Data in this exercise >>
▼▼▼

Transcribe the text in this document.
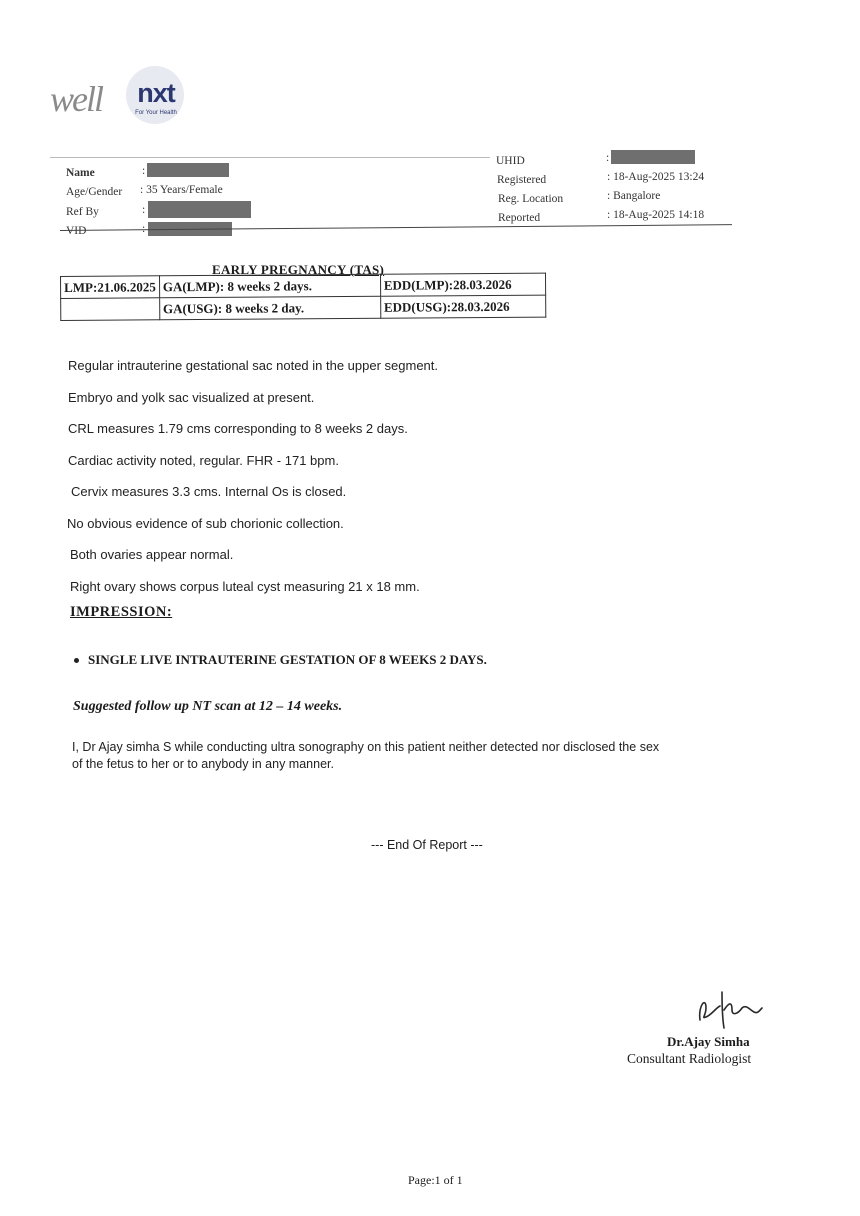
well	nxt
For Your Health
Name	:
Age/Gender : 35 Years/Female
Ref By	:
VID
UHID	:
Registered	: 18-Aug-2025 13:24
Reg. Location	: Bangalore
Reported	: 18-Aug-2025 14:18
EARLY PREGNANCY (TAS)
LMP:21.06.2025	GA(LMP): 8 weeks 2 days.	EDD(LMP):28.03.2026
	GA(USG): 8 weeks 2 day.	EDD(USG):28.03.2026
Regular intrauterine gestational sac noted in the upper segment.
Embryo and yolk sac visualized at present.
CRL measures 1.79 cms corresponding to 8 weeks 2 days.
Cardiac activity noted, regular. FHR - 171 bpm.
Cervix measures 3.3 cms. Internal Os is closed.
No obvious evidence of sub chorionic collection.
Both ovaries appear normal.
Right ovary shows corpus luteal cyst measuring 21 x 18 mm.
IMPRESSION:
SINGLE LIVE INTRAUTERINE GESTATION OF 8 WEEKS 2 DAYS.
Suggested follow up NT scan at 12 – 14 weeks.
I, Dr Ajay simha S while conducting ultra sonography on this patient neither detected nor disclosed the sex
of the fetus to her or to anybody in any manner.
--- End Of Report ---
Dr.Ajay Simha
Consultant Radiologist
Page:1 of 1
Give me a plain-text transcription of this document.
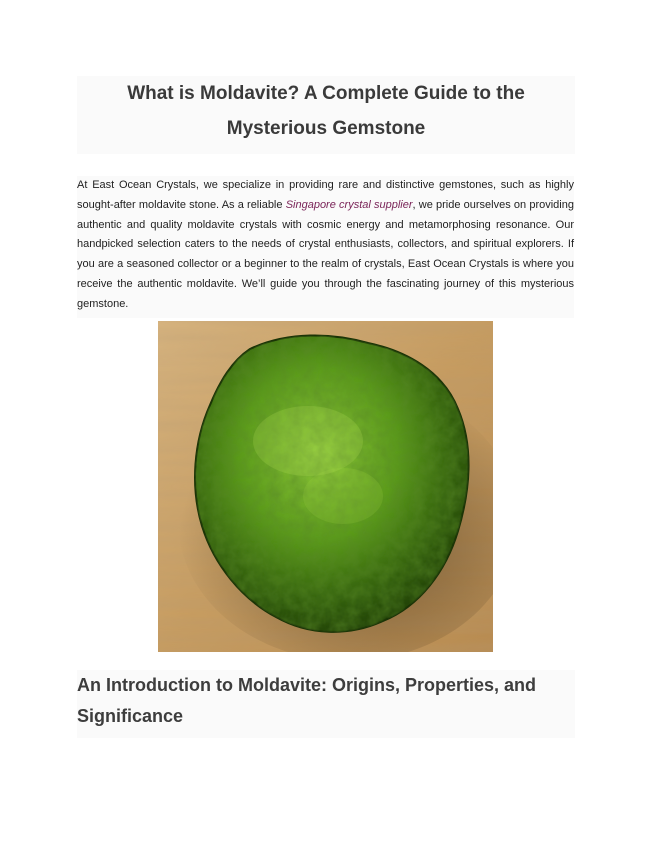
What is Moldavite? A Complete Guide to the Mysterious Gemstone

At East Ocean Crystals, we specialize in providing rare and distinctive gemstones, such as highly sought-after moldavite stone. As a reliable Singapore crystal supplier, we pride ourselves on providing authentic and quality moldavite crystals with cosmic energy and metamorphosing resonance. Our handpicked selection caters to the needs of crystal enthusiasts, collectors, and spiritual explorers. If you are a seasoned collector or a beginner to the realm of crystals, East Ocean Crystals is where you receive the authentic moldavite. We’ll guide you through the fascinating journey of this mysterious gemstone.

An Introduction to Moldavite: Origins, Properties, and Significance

▲▲▲

Your instructions >> Reproduce the records verbatim, omitting all images they contain.

Result of this exercise >>
Transcribe the text in this document.
well	nxt
For Your Health
Name	:
Age/Gender : 35 Years/Female
Ref By	:
VID
UHID	:
Registered	: 18-Aug-2025 13:24
Reg. Location	: Bangalore
Reported	: 18-Aug-2025 14:18
EARLY PREGNANCY (TAS)
LMP:21.06.2025	GA(LMP): 8 weeks 2 days.	EDD(LMP):28.03.2026
	GA(USG): 8 weeks 2 day.	EDD(USG):28.03.2026
Regular intrauterine gestational sac noted in the upper segment.
Embryo and yolk sac visualized at present.
CRL measures 1.79 cms corresponding to 8 weeks 2 days.
Cardiac activity noted, regular. FHR - 171 bpm.
Cervix measures 3.3 cms. Internal Os is closed.
No obvious evidence of sub chorionic collection.
Both ovaries appear normal.
Right ovary shows corpus luteal cyst measuring 21 x 18 mm.
IMPRESSION:
SINGLE LIVE INTRAUTERINE GESTATION OF 8 WEEKS 2 DAYS.
Suggested follow up NT scan at 12 – 14 weeks.
I, Dr Ajay simha S while conducting ultra sonography on this patient neither detected nor disclosed the sex
of the fetus to her or to anybody in any manner.
--- End Of Report ---
Dr.Ajay Simha
Consultant Radiologist
Page:1 of 1
Give me a plain-text transcription of this document.
What is Moldavite? A Complete Guide to the Mysterious Gemstone

At East Ocean Crystals, we specialize in providing rare and distinctive gemstones, such as highly sought-after moldavite stone. As a reliable Singapore crystal supplier, we pride ourselves on providing authentic and quality moldavite crystals with cosmic energy and metamorphosing resonance. Our handpicked selection caters to the needs of crystal enthusiasts, collectors, and spiritual explorers. If you are a seasoned collector or a beginner to the realm of crystals, East Ocean Crystals is where you receive the authentic moldavite. We’ll guide you through the fascinating journey of this mysterious gemstone.

An Introduction to Moldavite: Origins, Properties, and Significance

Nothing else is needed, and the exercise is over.